● **Goal of the exercise**
Could you print, word for word, the part of the listing below that opens with the line containing "x-tick-label: 10 [419,642,454,679]" and runs through the listing's final line, both ends included?

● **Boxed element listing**
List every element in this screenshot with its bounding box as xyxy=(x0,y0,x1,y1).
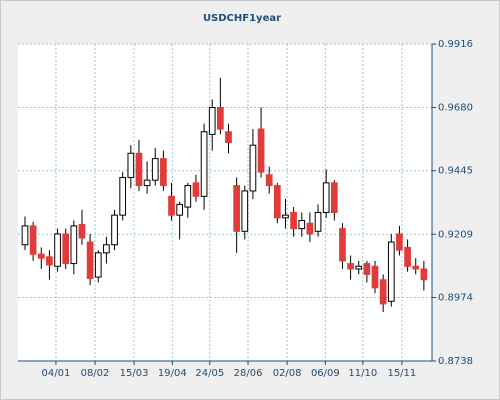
candle-body xyxy=(29,225,37,255)
candle-body xyxy=(184,185,192,208)
candle-body xyxy=(273,185,281,219)
candle-body xyxy=(176,203,184,216)
candle-body xyxy=(371,265,379,289)
x-tick-label: 28/06 xyxy=(234,368,263,379)
candle-body xyxy=(70,225,78,265)
candle-body xyxy=(127,152,135,178)
x-tick-label: 24/05 xyxy=(195,368,224,379)
x-tick-label: 08/02 xyxy=(81,368,110,379)
candle-body xyxy=(119,176,127,216)
candle-body xyxy=(363,263,371,275)
candle-body xyxy=(412,265,420,270)
candle-body xyxy=(54,233,61,267)
x-tick-label: 11/10 xyxy=(348,368,377,379)
y-tick-label: 0.8974 xyxy=(438,292,473,303)
y-tick-label: 0.9680 xyxy=(438,103,473,114)
candle-body xyxy=(217,107,224,130)
y-tick-label: 0.9209 xyxy=(438,229,473,240)
candle-body xyxy=(94,252,102,278)
candle-body xyxy=(314,211,322,232)
candle-body xyxy=(86,241,94,279)
candle-body xyxy=(135,152,143,187)
candle-body xyxy=(192,182,200,197)
candle-body xyxy=(257,128,265,173)
plot-area xyxy=(18,44,432,361)
candle-body xyxy=(78,224,86,239)
x-tick-label: 19/04 xyxy=(158,368,187,379)
candle-body xyxy=(306,222,314,235)
candle-body xyxy=(233,185,240,232)
x-tick-label: 15/11 xyxy=(387,368,416,379)
candle-body xyxy=(241,190,249,232)
candle-body xyxy=(290,211,297,230)
candle-body xyxy=(208,107,216,135)
candle-body xyxy=(151,158,159,181)
candle-body xyxy=(249,144,257,192)
y-tick-label: 0.9445 xyxy=(438,166,473,177)
candle-body xyxy=(62,233,70,265)
candle-body xyxy=(103,244,110,254)
candle-body xyxy=(111,214,118,246)
candle-body xyxy=(387,241,395,302)
candle-body xyxy=(379,279,387,305)
candle-body xyxy=(265,174,273,187)
x-tick-label: 15/03 xyxy=(120,368,149,379)
candle-body xyxy=(160,158,167,187)
candle-body xyxy=(225,131,232,143)
candle-body xyxy=(37,253,45,259)
candle-body xyxy=(347,263,354,270)
chart-title: USDCHF1year xyxy=(203,13,281,24)
candle-body xyxy=(404,246,411,267)
candle-body xyxy=(46,256,53,266)
candle-body xyxy=(282,214,289,219)
candle-body xyxy=(143,179,151,187)
y-tick-label: 0.8738 xyxy=(438,356,473,367)
x-tick-label: 04/01 xyxy=(42,368,71,379)
x-tick-label: 02/08 xyxy=(273,368,302,379)
x-tick-label: 06/09 xyxy=(311,368,340,379)
candle-body xyxy=(298,220,306,230)
candle-body xyxy=(355,265,363,270)
candle-body xyxy=(330,182,338,213)
y-tick-label: 0.9916 xyxy=(438,39,473,50)
candle-body xyxy=(168,195,175,216)
candle-body xyxy=(322,182,330,213)
candle-body xyxy=(339,228,346,262)
candle-body xyxy=(420,268,428,281)
candle-body xyxy=(200,131,208,197)
candle-body xyxy=(396,233,403,251)
candle-body xyxy=(21,225,29,246)
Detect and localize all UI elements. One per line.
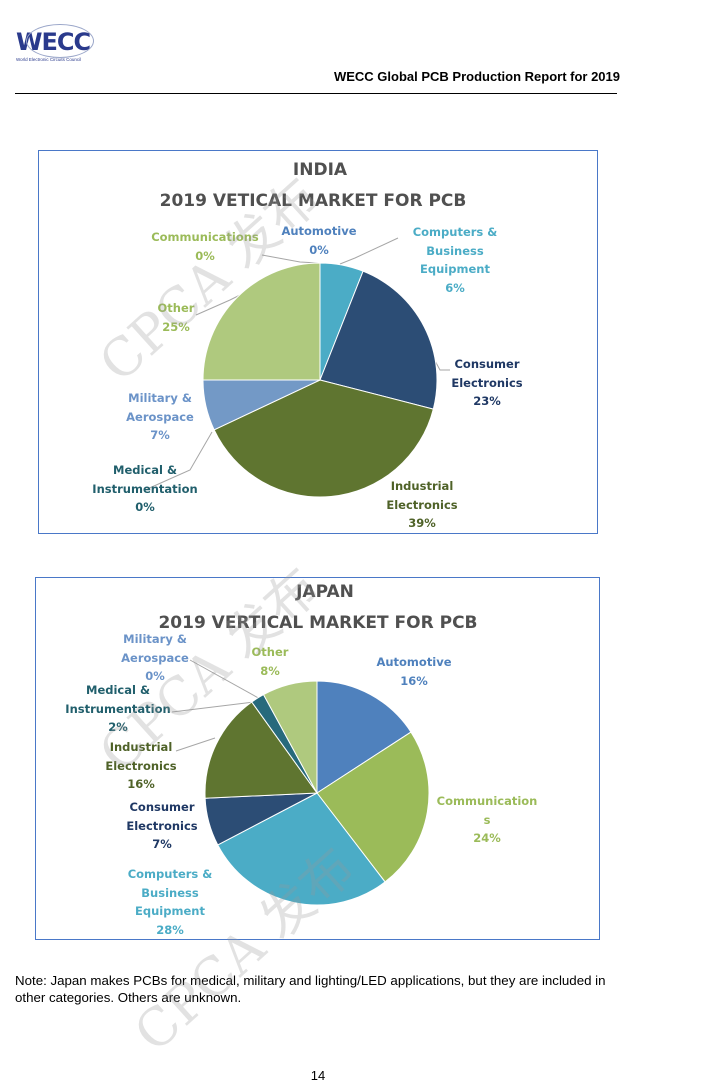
report-title: WECC Global PCB Production Report for 20…: [333, 69, 620, 84]
japan-label-communications: Communication s 24%: [436, 794, 538, 845]
japan-slice-computers: [217, 792, 386, 906]
japan-label-computers: Computers & Business Equipment 28%: [127, 867, 213, 937]
japan-slice-automotive: [316, 680, 412, 794]
japan-slice-communication: [316, 731, 430, 883]
japan-label-automotive: Automotive 16%: [376, 655, 452, 688]
india-slice-industrial: [213, 379, 434, 498]
wecc-logo: WECC World Electronic Circuits Council: [16, 24, 106, 62]
india-label-computers: Computers & Business Equipment 6%: [412, 225, 498, 295]
india-chart: [38, 150, 598, 534]
india-label-communications: Communications 0%: [151, 230, 259, 263]
india-label-industrial: Industrial Electronics 39%: [386, 479, 458, 530]
japan-label-industrial: Industrial Electronics 16%: [105, 740, 177, 791]
japan-label-medical: Medical & Instrumentation 2%: [65, 683, 171, 734]
page-number: 14: [310, 1068, 326, 1083]
india-label-automotive: Automotive 0%: [281, 224, 357, 257]
india-chart-title: INDIA: [292, 160, 348, 180]
japan-slice-other: [262, 680, 318, 794]
japan-label-other: Other 8%: [251, 645, 289, 678]
india-label-military: Military & Aerospace 7%: [126, 391, 194, 442]
india-chart-subtitle: 2019 VETICAL MARKET FOR PCB: [159, 191, 467, 211]
globe-icon: [26, 24, 94, 58]
footnote: Note: Japan makes PCBs for medical, mili…: [15, 973, 606, 1005]
japan-label-consumer: Consumer Electronics 7%: [126, 800, 198, 851]
japan-chart-title: JAPAN: [296, 582, 354, 602]
japan-chart-subtitle: 2019 VERTICAL MARKET FOR PCB: [158, 613, 478, 633]
japan-label-military: Military & Aerospace 0%: [121, 632, 189, 683]
india-label-other: Other 25%: [157, 301, 195, 334]
india-slice-other: [202, 262, 321, 381]
india-slice-consumer: [319, 270, 438, 410]
header-divider: [15, 93, 617, 94]
japan-slice-industrial: [204, 701, 318, 799]
japan-chart: [35, 577, 600, 940]
logo-subtext: World Electronic Circuits Council: [16, 57, 82, 62]
india-label-consumer: Consumer Electronics 23%: [451, 357, 523, 408]
india-label-medical: Medical & Instrumentation 0%: [92, 463, 198, 514]
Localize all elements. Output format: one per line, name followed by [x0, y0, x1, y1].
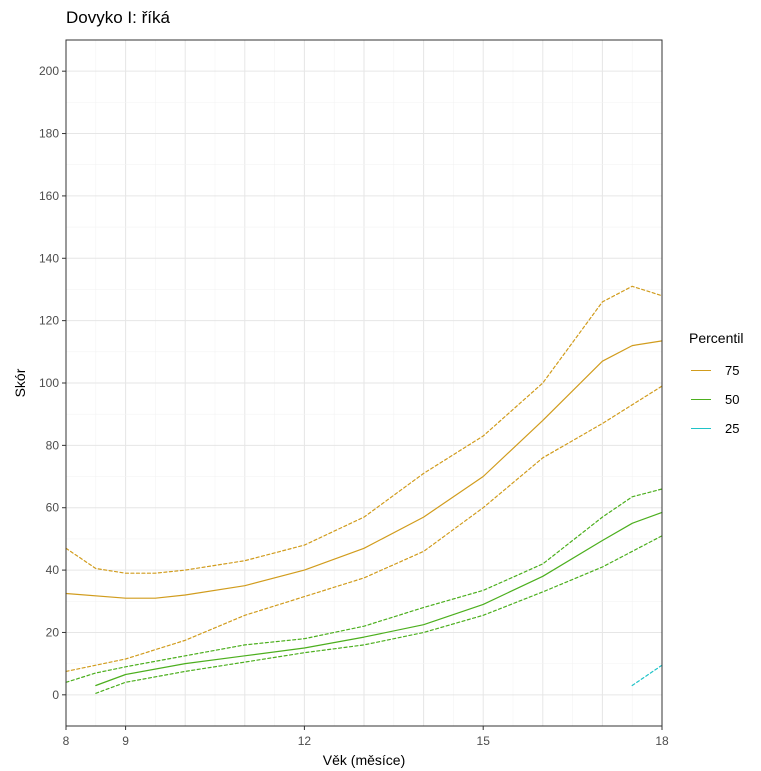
series-line-1 [65, 285, 663, 574]
x-tick-label: 15 [477, 734, 491, 748]
legend-key-25 [691, 428, 711, 429]
legend-title: Percentil [689, 330, 744, 346]
x-tick-label: 8 [63, 734, 70, 748]
x-tick-label: 18 [655, 734, 669, 748]
series-line-3 [95, 511, 663, 687]
legend-item-50: 50 [689, 385, 743, 414]
legend-label-50: 50 [725, 392, 740, 407]
y-axis-title: Skór [12, 368, 28, 397]
y-tick-label: 40 [46, 563, 60, 577]
y-tick-label: 160 [39, 189, 59, 203]
y-tick-label: 80 [46, 438, 60, 452]
y-tick-label: 100 [39, 376, 59, 390]
series-line-0 [65, 340, 663, 599]
legend-item-25: 25 [689, 414, 743, 443]
legend-label-25: 25 [725, 421, 740, 436]
legend-key-75 [691, 370, 711, 371]
chart-title: Dovyko I: říká [66, 8, 170, 27]
series-line-4 [65, 488, 663, 683]
grid-layer [65, 39, 663, 727]
x-axis-title: Věk (měsíce) [323, 752, 405, 768]
series-line-5 [95, 535, 663, 694]
y-tick-label: 140 [39, 251, 59, 265]
y-tick-label: 120 [39, 314, 59, 328]
y-tick-label: 200 [39, 64, 59, 78]
legend-item-75: 75 [689, 356, 743, 385]
x-tick-label: 9 [122, 734, 129, 748]
y-tick-label: 0 [52, 688, 59, 702]
y-tick-label: 20 [46, 625, 60, 639]
legend-key-50 [691, 399, 711, 400]
series-line-6 [631, 664, 663, 687]
legend: Percentil 75 50 25 [689, 330, 743, 443]
series-layer [65, 285, 663, 694]
y-tick-label: 180 [39, 127, 59, 141]
y-tick-label: 60 [46, 501, 60, 515]
x-tick-label: 12 [298, 734, 312, 748]
legend-label-75: 75 [725, 363, 740, 378]
series-line-2 [65, 385, 663, 673]
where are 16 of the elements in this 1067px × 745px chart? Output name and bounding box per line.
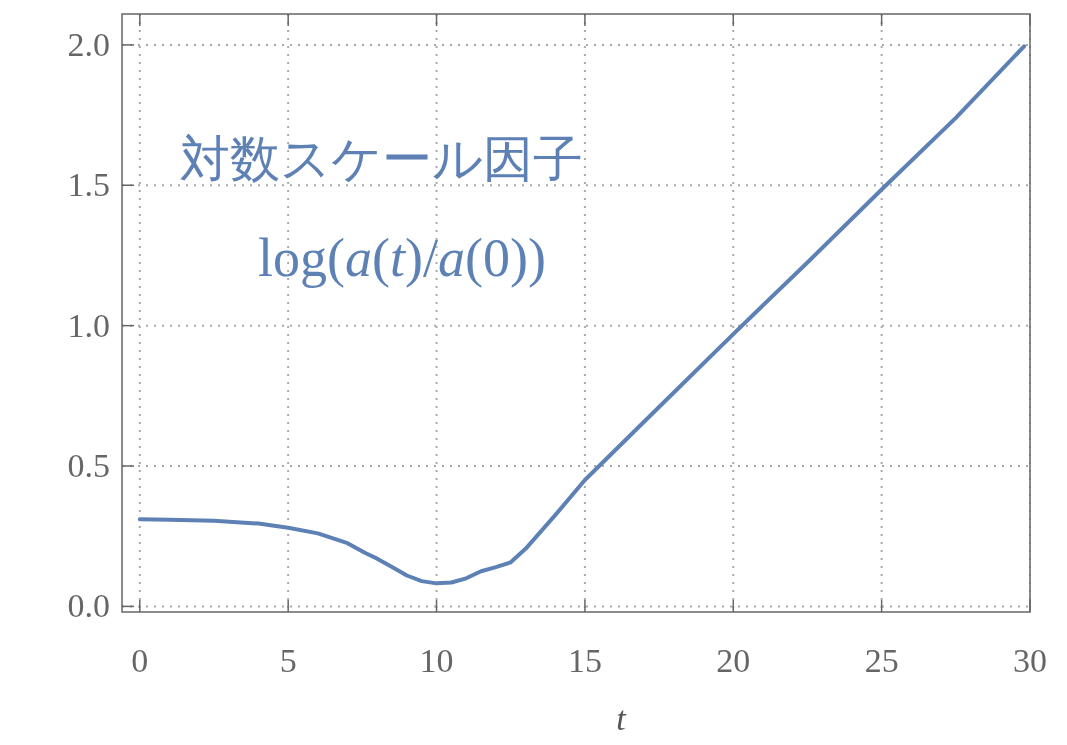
x-tick-label: 10 [419,642,454,679]
annotation: 対数スケール因子 [180,130,583,188]
x-tick-label: 20 [716,642,751,679]
y-tick-label: 0.5 [67,447,110,485]
y-tick-label: 2.0 [67,25,110,63]
x-tick-label: 15 [567,642,602,679]
x-tick-label: 0 [131,642,149,679]
y-tick-label: 1.5 [67,166,110,204]
x-tick-label: 5 [279,642,297,679]
y-tick-label: 1.0 [67,306,110,344]
y-tick-label: 0.0 [67,587,110,625]
x-tick-label: 30 [1013,642,1047,679]
x-axis-title: t [616,700,628,737]
x-tick-label: 25 [864,642,899,679]
line-series [137,44,1027,586]
annotation: log(a(t)/a(0)) [258,228,546,288]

● **Complete response**
x-tick-label: 10 [419,642,454,679]
annotation: 対数スケール因子 [180,130,583,188]
x-tick-label: 20 [716,642,751,679]
y-tick-label: 0.5 [67,447,110,485]
y-tick-label: 2.0 [67,25,110,63]
x-tick-label: 15 [567,642,602,679]
x-tick-label: 0 [131,642,149,679]
y-tick-label: 1.5 [67,166,110,204]
x-tick-label: 5 [279,642,297,679]
y-tick-label: 1.0 [67,306,110,344]
y-tick-label: 0.0 [67,587,110,625]
x-tick-label: 30 [1013,642,1047,679]
x-axis-title: t [616,700,628,737]
x-tick-label: 25 [864,642,899,679]
line-series [137,44,1027,586]
annotation: log(a(t)/a(0)) [258,228,546,288]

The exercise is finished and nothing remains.